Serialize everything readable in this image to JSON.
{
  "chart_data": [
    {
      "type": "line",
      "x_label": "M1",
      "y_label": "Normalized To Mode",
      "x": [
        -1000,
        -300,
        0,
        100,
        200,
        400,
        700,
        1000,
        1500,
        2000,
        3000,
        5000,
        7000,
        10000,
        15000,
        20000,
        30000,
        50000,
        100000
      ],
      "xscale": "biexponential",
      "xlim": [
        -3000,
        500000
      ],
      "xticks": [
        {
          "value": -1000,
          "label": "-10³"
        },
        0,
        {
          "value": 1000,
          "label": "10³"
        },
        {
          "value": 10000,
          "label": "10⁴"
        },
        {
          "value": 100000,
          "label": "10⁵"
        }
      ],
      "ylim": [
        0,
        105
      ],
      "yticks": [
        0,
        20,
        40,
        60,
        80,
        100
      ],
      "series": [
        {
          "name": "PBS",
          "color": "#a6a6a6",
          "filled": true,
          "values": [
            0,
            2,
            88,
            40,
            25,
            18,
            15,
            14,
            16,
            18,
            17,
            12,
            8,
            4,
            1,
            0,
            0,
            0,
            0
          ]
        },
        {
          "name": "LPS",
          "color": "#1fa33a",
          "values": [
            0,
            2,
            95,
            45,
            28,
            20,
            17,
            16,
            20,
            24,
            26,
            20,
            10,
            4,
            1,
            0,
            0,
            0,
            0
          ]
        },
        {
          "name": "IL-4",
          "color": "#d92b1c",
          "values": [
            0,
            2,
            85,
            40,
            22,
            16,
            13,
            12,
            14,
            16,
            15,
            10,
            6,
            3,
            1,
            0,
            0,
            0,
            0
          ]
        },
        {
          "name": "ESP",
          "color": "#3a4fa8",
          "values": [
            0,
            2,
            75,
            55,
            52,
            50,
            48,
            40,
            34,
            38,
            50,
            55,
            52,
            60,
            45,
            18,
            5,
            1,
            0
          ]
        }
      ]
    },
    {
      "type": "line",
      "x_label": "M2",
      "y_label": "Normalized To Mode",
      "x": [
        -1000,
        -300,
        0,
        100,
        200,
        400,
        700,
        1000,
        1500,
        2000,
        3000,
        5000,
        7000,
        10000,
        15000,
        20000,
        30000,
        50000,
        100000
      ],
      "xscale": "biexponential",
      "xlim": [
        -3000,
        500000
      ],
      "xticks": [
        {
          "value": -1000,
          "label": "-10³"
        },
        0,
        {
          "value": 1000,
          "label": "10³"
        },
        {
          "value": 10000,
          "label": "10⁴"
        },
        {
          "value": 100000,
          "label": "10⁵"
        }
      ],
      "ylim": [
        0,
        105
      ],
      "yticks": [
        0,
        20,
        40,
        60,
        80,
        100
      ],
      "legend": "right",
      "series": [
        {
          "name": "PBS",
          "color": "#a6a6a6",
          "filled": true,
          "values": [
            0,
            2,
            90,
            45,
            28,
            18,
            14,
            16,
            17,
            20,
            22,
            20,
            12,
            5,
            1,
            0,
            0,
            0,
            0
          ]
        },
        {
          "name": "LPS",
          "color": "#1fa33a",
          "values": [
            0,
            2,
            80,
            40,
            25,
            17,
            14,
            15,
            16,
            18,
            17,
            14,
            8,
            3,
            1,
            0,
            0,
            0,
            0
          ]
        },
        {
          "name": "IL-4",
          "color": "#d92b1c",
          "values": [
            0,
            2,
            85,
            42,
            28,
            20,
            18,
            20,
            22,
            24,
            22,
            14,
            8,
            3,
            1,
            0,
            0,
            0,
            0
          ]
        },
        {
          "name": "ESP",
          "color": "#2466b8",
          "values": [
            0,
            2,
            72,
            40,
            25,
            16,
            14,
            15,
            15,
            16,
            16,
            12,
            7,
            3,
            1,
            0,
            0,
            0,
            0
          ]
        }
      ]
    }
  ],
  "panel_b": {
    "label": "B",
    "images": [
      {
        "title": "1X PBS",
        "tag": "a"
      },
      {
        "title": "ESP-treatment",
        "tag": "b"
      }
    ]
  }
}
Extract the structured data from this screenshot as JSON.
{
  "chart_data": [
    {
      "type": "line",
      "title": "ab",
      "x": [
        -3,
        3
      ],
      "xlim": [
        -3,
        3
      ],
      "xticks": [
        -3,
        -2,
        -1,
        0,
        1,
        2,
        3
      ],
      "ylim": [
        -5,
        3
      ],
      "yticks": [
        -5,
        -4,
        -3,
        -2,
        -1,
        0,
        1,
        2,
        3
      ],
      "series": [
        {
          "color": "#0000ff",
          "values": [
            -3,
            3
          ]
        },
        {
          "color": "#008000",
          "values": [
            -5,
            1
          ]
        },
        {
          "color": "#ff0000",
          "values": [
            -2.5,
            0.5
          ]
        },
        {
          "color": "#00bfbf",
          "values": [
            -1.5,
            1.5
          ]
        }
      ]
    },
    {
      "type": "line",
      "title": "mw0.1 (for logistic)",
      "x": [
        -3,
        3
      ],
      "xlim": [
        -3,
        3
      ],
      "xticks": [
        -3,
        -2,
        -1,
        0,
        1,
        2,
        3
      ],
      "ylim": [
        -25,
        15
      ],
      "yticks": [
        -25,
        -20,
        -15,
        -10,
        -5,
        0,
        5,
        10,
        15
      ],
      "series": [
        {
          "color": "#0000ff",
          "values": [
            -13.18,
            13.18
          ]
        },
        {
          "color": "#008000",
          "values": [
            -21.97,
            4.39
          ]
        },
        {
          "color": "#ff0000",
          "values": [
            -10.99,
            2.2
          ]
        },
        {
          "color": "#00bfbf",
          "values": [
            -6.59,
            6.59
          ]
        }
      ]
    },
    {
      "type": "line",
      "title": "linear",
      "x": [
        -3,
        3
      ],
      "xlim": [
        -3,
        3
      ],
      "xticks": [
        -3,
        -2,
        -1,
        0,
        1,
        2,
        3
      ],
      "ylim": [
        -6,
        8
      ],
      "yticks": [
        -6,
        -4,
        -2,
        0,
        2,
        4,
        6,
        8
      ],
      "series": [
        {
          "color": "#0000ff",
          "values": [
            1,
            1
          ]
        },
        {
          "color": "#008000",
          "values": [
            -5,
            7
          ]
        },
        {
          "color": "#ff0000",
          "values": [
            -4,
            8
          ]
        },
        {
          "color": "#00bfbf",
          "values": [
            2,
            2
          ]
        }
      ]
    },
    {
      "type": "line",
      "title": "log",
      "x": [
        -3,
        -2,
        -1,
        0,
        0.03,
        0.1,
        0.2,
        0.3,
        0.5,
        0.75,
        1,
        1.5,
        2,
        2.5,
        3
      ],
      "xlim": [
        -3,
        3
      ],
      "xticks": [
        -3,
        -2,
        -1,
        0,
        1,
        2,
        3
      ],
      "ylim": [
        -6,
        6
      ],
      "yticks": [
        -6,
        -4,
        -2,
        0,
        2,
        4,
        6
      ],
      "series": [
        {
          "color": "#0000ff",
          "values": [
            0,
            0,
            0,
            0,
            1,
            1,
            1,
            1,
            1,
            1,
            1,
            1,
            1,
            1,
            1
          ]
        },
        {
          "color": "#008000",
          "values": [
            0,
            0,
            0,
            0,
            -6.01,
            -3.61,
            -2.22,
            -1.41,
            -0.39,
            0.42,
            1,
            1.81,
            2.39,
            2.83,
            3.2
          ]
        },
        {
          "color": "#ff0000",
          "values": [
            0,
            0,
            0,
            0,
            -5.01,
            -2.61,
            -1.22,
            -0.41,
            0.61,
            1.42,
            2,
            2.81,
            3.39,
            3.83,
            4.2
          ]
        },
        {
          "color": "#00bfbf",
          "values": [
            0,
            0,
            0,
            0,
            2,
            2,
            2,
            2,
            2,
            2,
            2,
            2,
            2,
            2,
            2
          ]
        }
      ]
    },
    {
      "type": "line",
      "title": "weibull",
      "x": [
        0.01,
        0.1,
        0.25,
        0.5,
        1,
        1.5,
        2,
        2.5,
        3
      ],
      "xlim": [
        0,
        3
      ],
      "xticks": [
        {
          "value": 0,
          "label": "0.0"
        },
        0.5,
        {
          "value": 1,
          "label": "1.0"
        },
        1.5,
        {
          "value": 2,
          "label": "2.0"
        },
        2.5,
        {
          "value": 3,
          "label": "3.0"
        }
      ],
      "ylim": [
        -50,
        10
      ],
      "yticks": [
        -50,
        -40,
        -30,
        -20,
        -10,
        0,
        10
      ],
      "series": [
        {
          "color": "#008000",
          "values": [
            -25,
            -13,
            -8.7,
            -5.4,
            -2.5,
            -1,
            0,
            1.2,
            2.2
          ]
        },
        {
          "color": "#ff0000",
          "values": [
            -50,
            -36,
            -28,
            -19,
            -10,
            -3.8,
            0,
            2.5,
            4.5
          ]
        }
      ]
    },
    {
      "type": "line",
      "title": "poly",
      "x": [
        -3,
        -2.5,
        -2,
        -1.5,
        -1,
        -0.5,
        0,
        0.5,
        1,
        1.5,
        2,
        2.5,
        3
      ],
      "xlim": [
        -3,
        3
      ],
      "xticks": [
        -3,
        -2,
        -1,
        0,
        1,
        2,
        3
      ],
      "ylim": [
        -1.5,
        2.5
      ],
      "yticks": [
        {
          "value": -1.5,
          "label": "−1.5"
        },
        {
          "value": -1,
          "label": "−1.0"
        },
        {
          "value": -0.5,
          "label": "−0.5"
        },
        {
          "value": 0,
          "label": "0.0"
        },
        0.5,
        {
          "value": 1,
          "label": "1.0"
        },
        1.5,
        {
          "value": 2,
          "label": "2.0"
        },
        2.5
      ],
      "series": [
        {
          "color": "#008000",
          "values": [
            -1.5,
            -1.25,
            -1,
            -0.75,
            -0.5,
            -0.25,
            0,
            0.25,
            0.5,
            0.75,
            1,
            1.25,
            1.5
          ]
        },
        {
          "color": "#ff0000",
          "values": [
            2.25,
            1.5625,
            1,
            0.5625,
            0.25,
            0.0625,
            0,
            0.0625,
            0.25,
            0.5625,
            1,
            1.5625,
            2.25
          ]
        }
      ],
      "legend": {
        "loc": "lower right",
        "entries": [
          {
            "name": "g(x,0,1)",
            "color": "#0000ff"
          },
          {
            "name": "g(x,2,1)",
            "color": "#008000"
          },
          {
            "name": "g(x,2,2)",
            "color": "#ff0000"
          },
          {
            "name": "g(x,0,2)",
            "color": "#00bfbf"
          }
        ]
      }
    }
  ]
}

*-*-*

Give every line of the material that includes the string "this".

§ EXPECTED ANSWER:
Serialize everything readable in this image to JSON.
Extract the structured data from this screenshot as JSON.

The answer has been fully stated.